> Instructions for the task
Do any lines in the data below contain "규정되어"? If so, copy every one of them.

***** Listed entries

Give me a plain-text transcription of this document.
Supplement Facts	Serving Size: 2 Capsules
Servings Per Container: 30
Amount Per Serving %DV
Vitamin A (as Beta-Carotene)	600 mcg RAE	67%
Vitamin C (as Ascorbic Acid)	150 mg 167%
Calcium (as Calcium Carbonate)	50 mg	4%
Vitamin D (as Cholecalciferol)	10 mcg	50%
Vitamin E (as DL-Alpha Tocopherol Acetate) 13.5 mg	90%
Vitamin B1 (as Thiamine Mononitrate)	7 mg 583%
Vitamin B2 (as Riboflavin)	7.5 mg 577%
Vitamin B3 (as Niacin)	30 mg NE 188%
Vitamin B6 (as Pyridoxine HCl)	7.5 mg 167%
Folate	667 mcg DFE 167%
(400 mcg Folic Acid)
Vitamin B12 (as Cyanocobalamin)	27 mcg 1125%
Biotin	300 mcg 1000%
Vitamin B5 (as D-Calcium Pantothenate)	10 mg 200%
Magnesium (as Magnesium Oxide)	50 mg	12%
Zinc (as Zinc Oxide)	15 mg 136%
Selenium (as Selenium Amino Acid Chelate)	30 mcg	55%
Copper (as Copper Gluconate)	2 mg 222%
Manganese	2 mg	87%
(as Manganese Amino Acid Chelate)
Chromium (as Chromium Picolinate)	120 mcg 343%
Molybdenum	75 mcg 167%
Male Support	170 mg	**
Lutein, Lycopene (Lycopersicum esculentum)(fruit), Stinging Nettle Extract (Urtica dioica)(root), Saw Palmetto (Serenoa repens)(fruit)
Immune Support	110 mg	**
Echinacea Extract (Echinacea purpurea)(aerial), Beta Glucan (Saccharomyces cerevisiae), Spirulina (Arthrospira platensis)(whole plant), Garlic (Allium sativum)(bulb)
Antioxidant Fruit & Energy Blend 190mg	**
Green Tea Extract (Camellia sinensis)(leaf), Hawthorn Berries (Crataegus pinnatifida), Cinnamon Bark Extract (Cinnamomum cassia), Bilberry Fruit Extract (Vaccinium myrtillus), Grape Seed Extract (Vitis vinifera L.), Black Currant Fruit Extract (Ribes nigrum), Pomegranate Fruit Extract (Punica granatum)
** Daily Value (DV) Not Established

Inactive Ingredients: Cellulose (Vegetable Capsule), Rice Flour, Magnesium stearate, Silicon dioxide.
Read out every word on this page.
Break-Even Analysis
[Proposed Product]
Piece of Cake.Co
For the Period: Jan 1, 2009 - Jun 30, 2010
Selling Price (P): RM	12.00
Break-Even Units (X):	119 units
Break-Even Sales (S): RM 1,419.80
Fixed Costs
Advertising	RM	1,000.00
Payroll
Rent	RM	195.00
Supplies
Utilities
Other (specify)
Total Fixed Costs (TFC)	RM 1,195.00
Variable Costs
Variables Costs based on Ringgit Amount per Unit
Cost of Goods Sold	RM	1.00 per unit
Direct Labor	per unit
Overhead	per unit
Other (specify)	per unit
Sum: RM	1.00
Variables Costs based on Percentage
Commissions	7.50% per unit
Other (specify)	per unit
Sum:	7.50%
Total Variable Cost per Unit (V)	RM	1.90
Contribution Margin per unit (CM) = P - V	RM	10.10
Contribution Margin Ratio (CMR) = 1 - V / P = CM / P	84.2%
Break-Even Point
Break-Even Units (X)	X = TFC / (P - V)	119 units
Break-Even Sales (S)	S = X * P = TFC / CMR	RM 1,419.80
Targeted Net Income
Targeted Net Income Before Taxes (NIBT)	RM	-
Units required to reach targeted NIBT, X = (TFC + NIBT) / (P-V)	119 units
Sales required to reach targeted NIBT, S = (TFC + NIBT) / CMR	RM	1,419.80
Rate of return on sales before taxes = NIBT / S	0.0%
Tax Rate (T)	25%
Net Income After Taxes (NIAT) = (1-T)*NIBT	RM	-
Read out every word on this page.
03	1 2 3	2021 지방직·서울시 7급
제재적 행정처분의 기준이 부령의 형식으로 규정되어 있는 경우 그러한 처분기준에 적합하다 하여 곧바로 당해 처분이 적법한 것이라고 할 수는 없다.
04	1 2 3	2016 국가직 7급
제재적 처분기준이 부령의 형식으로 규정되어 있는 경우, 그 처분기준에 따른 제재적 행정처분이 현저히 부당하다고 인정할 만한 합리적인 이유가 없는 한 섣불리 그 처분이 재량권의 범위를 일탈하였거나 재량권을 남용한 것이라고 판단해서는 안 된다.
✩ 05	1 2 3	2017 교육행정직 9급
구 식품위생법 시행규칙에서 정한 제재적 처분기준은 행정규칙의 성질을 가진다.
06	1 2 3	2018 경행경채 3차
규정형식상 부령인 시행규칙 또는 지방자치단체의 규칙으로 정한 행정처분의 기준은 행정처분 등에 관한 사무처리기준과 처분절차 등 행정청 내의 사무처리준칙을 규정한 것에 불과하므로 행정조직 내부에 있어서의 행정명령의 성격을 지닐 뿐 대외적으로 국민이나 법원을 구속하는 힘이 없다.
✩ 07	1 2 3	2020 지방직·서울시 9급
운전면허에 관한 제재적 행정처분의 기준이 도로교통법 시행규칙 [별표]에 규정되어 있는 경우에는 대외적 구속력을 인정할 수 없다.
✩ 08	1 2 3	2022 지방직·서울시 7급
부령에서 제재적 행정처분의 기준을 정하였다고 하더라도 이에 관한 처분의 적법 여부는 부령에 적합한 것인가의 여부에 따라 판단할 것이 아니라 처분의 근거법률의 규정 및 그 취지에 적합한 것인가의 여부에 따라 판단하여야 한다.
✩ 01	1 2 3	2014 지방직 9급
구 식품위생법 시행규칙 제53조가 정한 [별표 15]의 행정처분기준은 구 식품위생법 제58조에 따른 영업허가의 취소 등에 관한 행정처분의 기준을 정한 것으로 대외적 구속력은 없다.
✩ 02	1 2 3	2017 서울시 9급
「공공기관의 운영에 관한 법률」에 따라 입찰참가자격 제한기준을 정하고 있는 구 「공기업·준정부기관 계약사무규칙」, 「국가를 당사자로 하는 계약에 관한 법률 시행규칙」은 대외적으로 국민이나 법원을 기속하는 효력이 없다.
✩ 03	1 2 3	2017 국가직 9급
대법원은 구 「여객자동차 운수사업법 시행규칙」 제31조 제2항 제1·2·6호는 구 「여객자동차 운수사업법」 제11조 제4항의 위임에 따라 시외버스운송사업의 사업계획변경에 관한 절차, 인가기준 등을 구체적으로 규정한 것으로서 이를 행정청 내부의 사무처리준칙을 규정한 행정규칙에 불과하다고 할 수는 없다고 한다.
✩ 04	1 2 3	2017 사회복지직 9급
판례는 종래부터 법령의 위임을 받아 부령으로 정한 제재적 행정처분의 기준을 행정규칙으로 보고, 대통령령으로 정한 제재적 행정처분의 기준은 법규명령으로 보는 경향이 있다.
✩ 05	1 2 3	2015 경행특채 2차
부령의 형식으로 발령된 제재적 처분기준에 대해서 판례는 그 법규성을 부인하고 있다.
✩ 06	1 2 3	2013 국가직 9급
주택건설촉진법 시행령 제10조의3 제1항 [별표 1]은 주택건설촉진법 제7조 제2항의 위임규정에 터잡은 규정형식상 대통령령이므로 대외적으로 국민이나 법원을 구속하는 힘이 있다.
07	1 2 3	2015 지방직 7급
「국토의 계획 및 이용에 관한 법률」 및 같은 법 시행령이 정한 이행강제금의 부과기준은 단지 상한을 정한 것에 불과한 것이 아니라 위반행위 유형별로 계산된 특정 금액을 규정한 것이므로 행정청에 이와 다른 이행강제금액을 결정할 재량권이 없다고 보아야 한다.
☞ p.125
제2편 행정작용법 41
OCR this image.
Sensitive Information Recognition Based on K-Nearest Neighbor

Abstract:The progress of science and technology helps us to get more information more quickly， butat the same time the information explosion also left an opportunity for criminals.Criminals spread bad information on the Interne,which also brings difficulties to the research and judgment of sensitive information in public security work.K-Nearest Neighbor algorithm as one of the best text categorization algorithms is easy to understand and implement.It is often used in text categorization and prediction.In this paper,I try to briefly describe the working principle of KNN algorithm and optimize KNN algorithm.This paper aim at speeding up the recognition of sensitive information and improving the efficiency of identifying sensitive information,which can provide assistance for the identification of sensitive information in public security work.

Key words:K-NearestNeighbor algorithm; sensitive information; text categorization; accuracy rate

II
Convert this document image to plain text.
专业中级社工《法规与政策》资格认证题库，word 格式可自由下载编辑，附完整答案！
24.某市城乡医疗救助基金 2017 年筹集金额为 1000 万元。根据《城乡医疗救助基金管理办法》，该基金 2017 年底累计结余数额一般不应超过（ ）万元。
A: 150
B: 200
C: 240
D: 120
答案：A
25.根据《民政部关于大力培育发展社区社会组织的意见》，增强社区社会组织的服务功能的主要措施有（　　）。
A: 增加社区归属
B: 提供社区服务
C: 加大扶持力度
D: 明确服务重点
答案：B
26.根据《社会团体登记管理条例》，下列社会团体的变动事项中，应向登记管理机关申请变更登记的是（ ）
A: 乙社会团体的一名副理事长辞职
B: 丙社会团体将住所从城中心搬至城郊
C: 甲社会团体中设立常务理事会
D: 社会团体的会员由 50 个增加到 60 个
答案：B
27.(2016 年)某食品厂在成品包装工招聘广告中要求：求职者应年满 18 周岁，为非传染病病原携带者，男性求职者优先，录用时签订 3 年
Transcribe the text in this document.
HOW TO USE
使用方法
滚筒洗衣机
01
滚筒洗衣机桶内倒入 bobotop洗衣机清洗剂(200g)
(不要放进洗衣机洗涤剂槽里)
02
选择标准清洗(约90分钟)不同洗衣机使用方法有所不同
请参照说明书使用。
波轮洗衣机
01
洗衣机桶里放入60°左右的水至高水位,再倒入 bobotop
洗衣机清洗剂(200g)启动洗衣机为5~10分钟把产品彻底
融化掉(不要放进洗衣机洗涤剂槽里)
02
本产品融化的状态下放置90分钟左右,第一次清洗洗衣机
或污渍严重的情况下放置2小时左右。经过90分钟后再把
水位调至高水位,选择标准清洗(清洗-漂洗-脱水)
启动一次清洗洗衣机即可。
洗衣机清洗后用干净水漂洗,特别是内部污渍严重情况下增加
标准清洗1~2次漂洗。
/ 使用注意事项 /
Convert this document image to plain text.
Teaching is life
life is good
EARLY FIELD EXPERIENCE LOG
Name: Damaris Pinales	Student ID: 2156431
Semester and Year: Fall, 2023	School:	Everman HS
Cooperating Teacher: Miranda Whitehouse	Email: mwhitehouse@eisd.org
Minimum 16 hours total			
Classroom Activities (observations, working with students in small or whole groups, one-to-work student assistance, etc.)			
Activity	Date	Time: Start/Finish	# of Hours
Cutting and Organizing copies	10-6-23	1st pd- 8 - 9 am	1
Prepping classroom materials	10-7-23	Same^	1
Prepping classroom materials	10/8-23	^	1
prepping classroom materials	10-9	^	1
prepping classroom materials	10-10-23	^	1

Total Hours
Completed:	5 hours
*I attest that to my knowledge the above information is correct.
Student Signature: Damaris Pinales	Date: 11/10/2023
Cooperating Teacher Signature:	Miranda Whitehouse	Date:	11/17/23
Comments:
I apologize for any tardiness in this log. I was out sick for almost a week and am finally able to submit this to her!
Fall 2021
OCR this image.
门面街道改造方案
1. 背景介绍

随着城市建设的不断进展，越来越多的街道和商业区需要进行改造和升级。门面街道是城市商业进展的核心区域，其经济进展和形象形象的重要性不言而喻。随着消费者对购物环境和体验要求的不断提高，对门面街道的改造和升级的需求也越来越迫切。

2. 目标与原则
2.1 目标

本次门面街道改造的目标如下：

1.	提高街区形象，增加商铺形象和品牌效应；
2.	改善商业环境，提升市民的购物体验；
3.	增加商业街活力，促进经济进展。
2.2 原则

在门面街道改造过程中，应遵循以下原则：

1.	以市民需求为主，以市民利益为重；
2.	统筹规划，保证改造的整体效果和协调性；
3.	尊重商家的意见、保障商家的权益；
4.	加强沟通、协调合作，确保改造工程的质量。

**********

> Task answer
제재적 행정처분의 기준이 부령의 형식으로 규정되어 있는 경우 그러한 처분기준에 적합하다 하여 곧바로 당해 처분이 적법한 것이라고 할 수는 없다.
제재적 처분기준이 부령의 형식으로 규정되어 있는 경우, 그 처분기준에 따른 제재적 행정처분이 현저히 부당하다고 인정할 만한 합리적인 이유가 없는 한 섣불리 그 처분이 재량권의 범위를 일탈하였거나 재량권을 남용한 것이라고 판단해서는 안 된다.
운전면허에 관한 제재적 행정처분의 기준이 도로교통법 시행규칙 [별표]에 규정되어 있는 경우에는 대외적 구속력을 인정할 수 없다.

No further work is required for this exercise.